## start Document segment

For Micky writing, initially at least, took the form of journalism, to prepare for which he attended the Pitmans School of Typewriting and Shorthand. Thus ended his formal education, an abrupt departure mirrored by the similarly untamable Stella who managed to get herself expelled from her private girls’ school. Together she and Micky continued to “live within Society” while all the time poking fun at it, Stella particularly railing against both the lush world into which they were being thrust, and the diminished roles women of that period were encouraged to accept – irrespective of any talents they might possess.

 During this period work still came second to the delights of Le Touquet, where Micky virtually lived in Syrie Maugham’s villa. This lifestyle could hardly have been further removed from the austere Commando existence within which he would later find fulfillment and a treasured sense of belonging. Noteworthy guests were coming and going all summer: they included Victor Rothschild and Serge Lifar, the successor to Nijinsky, who danced at the casino. Of Lifar Micky writes, ‘We hired horses and he galloped, without reins, along the main road, like a Cossack’. (TTTS p46)

This was 1933. The end of the summer season should have seen Micky settle down to work: instead of which he “fled” to Munich, taking a room at one Mark per day and putting his charm, good looks and impeccable manners to best use. Here, and having at one time been reduced to living on bread, milk and fruit, new friendships amongst the monied butterflies who during the thirties, seemed to do little but flit from one fashionable spa to another, saw him elevated to a Schloss in Austria frequented by those who he describes as “headline” people. ‘They were rich, hospitable, widely read, elegant, one or two beautiful, and for a spell they dazzled me. For a spell...slums in Portsmouth were forgotten.’ (TTTS p49) This, of course, at the very time the Nazis had come to power and conditions within the concentration camp at Dachau were being studiously ignored by the many who wished only to appease Herr Hitler.

From the Schloss, another invitation took Micky to Lake Como, in Italy, where he was a guest of Lady Chelmsford. When this concluded his next port of call was as a guest of Mrs. Keppel, one time mistress of King Edward VII, at her ‘..palatial Villa dell Ombrellino’. (TTTS p51) All but broke himself, Micky continued to live quite shamelessly off the wealthy and influential, who were offering a form of asylum  from  conformity;  however, when  the invitations ran out and he could no longer prolong his adolescence, he was left with no choice other than to return to London and face up to the inevitability of life as a working drudge.


Attractions – sexual


During all this period of confusion relating to his place in the world, Micky was undergoing a parallel confusion as to his sexuality. In 1933, just a year before joining the “Gloucester Citizen” as a journalist, he had met the putative KGB agent Guy Burgess at an undergraduate cocktail party in Trinity College, Cambridge. Having just completed “Wheels Take Wings” Micky was wearing a Brooklands tie clip and as a consequence was approached by Burgess, who had a passion for racing cars.

## end Document segment
## start Given data

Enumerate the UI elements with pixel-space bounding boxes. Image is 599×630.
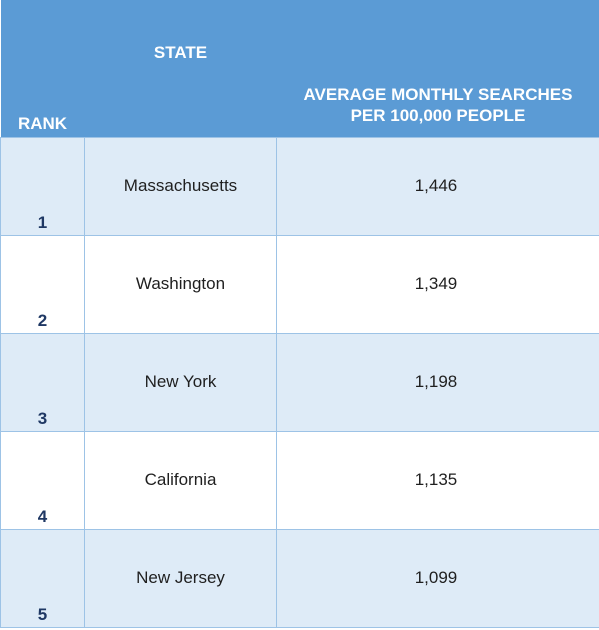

## end Given data

Task = Please pick up the account of Micky's early years after its last sentence and continue it.

Task answer =
‘He invited me back to his rooms in college and I stayed the night. I saw him quite often during the ensuing years. He had been at Dartmouth Naval College for a year, then at Eton, where…he got a history scholarship to Trinity. He made no secret of being a homosexual and a Marxist.’ (TTTS pp59-60)

Micky describes his appearance as ‘..blatantly carnal, exuberant, outrageous’. With his deeper side as yet hidden, he came across as of the “Bacchus-Oscar Wilde” school.

After the war, when charm had been replaced by something else, Micky remembers him as ‘..seedy, neurotic, and on the last occasion, sinister’. But in 1933 ‘he…was erudite….drove fast cars…had blue eyes and tight wavy hair, was a good swimmer and looked menacingly healthy. I have seen his looks described as “boyish”; he did convey a dash of pertness and sham-innocence, as if he had just run away after ringing some important person’s doorbell. Untidy myself, I did not much notice his untidiness  (squalor, according to some narrators).’ Others decried his lack of debating ability, but: ‘For me he was the most stimulating talker I had so far met.’ (TTTS pp60-1)

Burgess then was very self-assured, which Micky puts down to his requited love affair with Marxism, which philosophy seemed to provide the answer to everything.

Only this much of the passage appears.